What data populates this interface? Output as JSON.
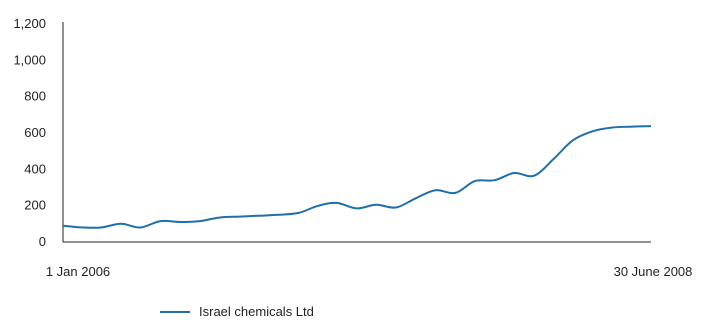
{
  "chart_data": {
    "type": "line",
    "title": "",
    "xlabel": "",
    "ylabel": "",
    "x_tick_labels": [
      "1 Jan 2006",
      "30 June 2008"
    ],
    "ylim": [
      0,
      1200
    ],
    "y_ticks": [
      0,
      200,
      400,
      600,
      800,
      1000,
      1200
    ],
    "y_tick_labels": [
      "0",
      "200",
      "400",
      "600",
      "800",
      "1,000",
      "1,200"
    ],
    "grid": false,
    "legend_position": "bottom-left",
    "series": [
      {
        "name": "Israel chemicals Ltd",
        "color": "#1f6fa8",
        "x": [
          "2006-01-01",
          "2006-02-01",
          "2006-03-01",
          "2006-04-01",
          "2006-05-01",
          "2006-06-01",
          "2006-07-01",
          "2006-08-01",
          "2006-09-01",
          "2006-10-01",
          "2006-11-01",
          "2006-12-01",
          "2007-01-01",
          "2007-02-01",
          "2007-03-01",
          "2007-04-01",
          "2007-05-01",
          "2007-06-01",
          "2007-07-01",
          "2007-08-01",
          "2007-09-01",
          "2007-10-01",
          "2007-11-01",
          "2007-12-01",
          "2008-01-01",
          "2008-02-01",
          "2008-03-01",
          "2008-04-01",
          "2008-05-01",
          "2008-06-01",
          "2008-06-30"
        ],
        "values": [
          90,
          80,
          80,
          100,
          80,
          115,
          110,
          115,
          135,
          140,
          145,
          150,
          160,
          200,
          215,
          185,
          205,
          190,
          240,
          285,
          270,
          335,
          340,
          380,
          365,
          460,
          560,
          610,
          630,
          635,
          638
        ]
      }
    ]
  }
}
● ● ● ● ● ● ●
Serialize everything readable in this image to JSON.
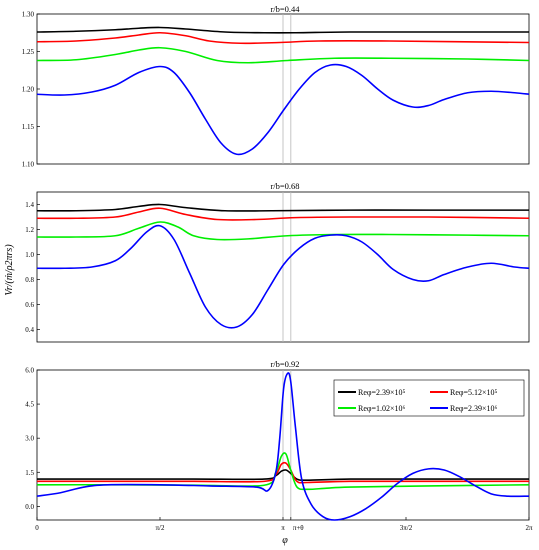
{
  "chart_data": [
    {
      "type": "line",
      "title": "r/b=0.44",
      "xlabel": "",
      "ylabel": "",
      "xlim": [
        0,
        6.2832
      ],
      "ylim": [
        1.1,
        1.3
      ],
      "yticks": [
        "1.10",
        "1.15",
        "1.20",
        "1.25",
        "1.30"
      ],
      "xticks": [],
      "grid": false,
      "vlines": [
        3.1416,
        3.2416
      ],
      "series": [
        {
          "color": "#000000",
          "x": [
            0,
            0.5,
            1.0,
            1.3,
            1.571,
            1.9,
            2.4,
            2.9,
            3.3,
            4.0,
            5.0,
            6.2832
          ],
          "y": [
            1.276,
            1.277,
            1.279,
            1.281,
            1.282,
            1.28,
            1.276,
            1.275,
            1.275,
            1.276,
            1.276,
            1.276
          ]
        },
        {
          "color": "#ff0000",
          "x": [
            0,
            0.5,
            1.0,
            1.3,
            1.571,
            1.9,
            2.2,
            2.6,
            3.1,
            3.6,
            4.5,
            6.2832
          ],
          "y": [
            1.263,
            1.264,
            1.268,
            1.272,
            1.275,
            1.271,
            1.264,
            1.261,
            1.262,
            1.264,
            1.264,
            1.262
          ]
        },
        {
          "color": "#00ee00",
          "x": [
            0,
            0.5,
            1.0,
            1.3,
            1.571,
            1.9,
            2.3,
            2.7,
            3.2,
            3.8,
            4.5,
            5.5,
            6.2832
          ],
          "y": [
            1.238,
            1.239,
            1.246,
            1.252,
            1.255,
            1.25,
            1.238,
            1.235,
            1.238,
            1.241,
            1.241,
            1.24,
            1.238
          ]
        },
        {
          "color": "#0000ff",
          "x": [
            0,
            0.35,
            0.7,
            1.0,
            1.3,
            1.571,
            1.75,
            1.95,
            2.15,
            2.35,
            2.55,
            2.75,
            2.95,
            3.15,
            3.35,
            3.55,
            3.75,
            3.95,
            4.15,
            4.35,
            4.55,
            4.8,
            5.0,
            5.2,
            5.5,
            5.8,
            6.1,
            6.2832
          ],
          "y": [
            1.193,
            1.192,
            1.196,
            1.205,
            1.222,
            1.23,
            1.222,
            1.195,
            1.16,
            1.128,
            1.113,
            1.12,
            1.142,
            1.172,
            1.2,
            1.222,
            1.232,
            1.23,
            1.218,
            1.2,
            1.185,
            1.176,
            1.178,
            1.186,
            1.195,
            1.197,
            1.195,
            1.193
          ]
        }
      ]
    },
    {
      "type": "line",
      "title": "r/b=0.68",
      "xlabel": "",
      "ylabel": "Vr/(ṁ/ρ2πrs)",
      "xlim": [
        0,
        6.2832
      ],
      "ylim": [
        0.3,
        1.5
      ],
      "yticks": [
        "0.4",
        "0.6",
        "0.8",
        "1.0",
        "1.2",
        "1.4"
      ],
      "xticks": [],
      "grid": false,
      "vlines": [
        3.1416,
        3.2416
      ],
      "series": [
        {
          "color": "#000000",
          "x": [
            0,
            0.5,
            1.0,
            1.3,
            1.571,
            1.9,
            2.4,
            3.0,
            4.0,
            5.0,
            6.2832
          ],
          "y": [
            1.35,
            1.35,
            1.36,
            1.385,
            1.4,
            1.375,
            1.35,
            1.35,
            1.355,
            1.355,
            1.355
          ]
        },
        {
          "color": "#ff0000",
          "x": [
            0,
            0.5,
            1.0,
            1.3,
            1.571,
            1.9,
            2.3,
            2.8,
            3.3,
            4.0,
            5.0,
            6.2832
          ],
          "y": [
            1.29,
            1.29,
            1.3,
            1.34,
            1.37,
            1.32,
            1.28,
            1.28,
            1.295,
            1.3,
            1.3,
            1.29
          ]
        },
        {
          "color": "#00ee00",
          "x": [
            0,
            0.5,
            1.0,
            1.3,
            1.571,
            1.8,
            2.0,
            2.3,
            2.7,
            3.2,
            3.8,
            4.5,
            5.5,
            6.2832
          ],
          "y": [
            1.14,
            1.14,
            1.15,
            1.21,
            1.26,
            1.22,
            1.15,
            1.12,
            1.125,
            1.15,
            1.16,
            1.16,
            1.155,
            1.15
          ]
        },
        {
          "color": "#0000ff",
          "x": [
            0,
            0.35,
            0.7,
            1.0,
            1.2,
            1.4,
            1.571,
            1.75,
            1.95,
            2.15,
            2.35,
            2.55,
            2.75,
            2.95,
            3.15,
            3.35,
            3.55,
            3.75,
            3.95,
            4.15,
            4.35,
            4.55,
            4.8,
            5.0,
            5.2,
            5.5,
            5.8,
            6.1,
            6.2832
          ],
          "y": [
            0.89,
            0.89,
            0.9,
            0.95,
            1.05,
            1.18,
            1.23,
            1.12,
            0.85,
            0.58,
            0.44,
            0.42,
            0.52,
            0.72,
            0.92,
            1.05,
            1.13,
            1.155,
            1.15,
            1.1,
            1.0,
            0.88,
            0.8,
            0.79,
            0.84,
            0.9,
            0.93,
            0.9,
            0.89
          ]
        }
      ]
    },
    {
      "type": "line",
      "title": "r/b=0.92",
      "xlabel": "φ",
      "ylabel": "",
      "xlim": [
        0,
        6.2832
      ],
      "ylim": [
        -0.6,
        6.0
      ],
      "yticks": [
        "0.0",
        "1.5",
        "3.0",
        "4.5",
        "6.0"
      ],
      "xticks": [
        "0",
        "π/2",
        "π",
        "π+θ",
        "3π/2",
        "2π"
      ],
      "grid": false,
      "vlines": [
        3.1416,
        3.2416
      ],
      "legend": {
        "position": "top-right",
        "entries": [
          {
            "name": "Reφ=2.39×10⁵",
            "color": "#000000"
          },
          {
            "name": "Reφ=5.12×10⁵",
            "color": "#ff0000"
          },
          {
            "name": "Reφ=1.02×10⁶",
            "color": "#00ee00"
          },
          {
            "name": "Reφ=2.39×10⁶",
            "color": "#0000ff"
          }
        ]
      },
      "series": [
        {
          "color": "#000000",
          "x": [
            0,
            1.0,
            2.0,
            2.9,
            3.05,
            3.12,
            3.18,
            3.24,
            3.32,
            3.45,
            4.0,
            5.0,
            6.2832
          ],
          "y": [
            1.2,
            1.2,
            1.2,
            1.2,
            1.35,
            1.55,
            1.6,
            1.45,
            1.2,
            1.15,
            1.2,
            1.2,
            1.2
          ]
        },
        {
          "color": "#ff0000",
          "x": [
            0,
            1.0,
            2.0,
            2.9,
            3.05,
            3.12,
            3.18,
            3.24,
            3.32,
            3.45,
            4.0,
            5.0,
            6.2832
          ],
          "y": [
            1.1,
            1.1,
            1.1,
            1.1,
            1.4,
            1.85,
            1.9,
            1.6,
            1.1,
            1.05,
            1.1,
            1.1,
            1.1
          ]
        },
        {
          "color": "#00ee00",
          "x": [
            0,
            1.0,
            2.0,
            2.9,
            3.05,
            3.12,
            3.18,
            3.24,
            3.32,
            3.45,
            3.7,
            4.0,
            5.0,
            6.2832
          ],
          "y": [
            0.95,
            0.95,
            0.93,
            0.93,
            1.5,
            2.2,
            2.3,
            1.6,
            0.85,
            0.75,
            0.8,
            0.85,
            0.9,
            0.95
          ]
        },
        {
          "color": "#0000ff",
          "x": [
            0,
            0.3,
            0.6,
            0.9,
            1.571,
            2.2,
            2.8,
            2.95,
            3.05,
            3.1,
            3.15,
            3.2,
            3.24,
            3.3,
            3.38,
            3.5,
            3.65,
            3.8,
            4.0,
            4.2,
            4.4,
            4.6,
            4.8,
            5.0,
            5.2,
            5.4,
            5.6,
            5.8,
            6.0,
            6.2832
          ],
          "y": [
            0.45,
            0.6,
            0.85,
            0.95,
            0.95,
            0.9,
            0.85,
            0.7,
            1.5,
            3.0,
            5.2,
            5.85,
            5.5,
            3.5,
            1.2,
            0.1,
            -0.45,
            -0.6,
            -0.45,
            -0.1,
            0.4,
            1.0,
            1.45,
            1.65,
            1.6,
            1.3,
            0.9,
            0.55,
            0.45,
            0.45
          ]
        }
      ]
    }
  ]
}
● ● ● ● ● ● ●
GOAL OF THE EXERCISE:
In the entries above, identify every line with the string "this".

RESPONSE:
What data populates this interface? Output as JSON.
Serialize everything readable in this image to JSON.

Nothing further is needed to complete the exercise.